_Work to be completed_:
All material below is to be reproduced exactly.

--- start ---

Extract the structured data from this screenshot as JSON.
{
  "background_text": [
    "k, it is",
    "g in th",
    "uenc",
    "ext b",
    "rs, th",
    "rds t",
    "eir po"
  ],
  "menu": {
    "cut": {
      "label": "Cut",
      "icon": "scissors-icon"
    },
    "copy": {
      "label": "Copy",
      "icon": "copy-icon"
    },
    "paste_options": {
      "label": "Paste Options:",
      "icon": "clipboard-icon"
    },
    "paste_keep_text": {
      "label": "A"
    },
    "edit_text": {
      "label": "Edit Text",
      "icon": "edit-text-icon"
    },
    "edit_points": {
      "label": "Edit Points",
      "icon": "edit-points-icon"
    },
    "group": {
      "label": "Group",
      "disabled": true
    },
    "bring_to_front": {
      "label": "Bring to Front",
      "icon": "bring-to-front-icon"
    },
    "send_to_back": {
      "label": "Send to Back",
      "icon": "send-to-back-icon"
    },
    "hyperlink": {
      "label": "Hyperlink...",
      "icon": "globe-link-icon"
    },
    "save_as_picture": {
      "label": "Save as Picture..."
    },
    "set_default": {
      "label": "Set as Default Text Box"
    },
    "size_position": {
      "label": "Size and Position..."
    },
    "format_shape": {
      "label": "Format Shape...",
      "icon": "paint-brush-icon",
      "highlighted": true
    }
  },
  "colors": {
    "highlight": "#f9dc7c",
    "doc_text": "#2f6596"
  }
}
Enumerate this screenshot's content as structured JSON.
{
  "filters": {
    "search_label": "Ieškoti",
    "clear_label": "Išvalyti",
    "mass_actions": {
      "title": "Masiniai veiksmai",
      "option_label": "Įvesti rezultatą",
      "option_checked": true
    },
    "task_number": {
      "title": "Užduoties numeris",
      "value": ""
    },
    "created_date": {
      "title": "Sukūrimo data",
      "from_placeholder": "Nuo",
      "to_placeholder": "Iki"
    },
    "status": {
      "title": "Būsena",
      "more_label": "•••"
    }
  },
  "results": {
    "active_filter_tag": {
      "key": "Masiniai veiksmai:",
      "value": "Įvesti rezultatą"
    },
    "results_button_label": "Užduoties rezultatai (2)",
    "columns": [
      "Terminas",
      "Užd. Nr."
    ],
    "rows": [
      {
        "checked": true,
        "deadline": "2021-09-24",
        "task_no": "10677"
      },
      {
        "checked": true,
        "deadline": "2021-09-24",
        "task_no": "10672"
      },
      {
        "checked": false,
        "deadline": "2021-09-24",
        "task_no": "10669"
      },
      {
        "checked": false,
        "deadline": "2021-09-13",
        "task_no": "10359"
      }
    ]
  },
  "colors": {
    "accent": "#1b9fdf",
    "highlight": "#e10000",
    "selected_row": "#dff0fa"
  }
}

--- end ---

_Full solution_:
Extract the structured data from this screenshot as JSON.
{
  "background_text": [
    "k, it is",
    "g in th",
    "uenc",
    "ext b",
    "rs, th",
    "rds t",
    "eir po"
  ],
  "menu": {
    "cut": {
      "label": "Cut",
      "icon": "scissors-icon"
    },
    "copy": {
      "label": "Copy",
      "icon": "copy-icon"
    },
    "paste_options": {
      "label": "Paste Options:",
      "icon": "clipboard-icon"
    },
    "paste_keep_text": {
      "label": "A"
    },
    "edit_text": {
      "label": "Edit Text",
      "icon": "edit-text-icon"
    },
    "edit_points": {
      "label": "Edit Points",
      "icon": "edit-points-icon"
    },
    "group": {
      "label": "Group",
      "disabled": true
    },
    "bring_to_front": {
      "label": "Bring to Front",
      "icon": "bring-to-front-icon"
    },
    "send_to_back": {
      "label": "Send to Back",
      "icon": "send-to-back-icon"
    },
    "hyperlink": {
      "label": "Hyperlink...",
      "icon": "globe-link-icon"
    },
    "save_as_picture": {
      "label": "Save as Picture..."
    },
    "set_default": {
      "label": "Set as Default Text Box"
    },
    "size_position": {
      "label": "Size and Position..."
    },
    "format_shape": {
      "label": "Format Shape...",
      "icon": "paint-brush-icon",
      "highlighted": true
    }
  },
  "colors": {
    "highlight": "#f9dc7c",
    "doc_text": "#2f6596"
  }
}
Enumerate this screenshot's content as structured JSON.
{
  "filters": {
    "search_label": "Ieškoti",
    "clear_label": "Išvalyti",
    "mass_actions": {
      "title": "Masiniai veiksmai",
      "option_label": "Įvesti rezultatą",
      "option_checked": true
    },
    "task_number": {
      "title": "Užduoties numeris",
      "value": ""
    },
    "created_date": {
      "title": "Sukūrimo data",
      "from_placeholder": "Nuo",
      "to_placeholder": "Iki"
    },
    "status": {
      "title": "Būsena",
      "more_label": "•••"
    }
  },
  "results": {
    "active_filter_tag": {
      "key": "Masiniai veiksmai:",
      "value": "Įvesti rezultatą"
    },
    "results_button_label": "Užduoties rezultatai (2)",
    "columns": [
      "Terminas",
      "Užd. Nr."
    ],
    "rows": [
      {
        "checked": true,
        "deadline": "2021-09-24",
        "task_no": "10677"
      },
      {
        "checked": true,
        "deadline": "2021-09-24",
        "task_no": "10672"
      },
      {
        "checked": false,
        "deadline": "2021-09-24",
        "task_no": "10669"
      },
      {
        "checked": false,
        "deadline": "2021-09-13",
        "task_no": "10359"
      }
    ]
  },
  "colors": {
    "accent": "#1b9fdf",
    "highlight": "#e10000",
    "selected_row": "#dff0fa"
  }
}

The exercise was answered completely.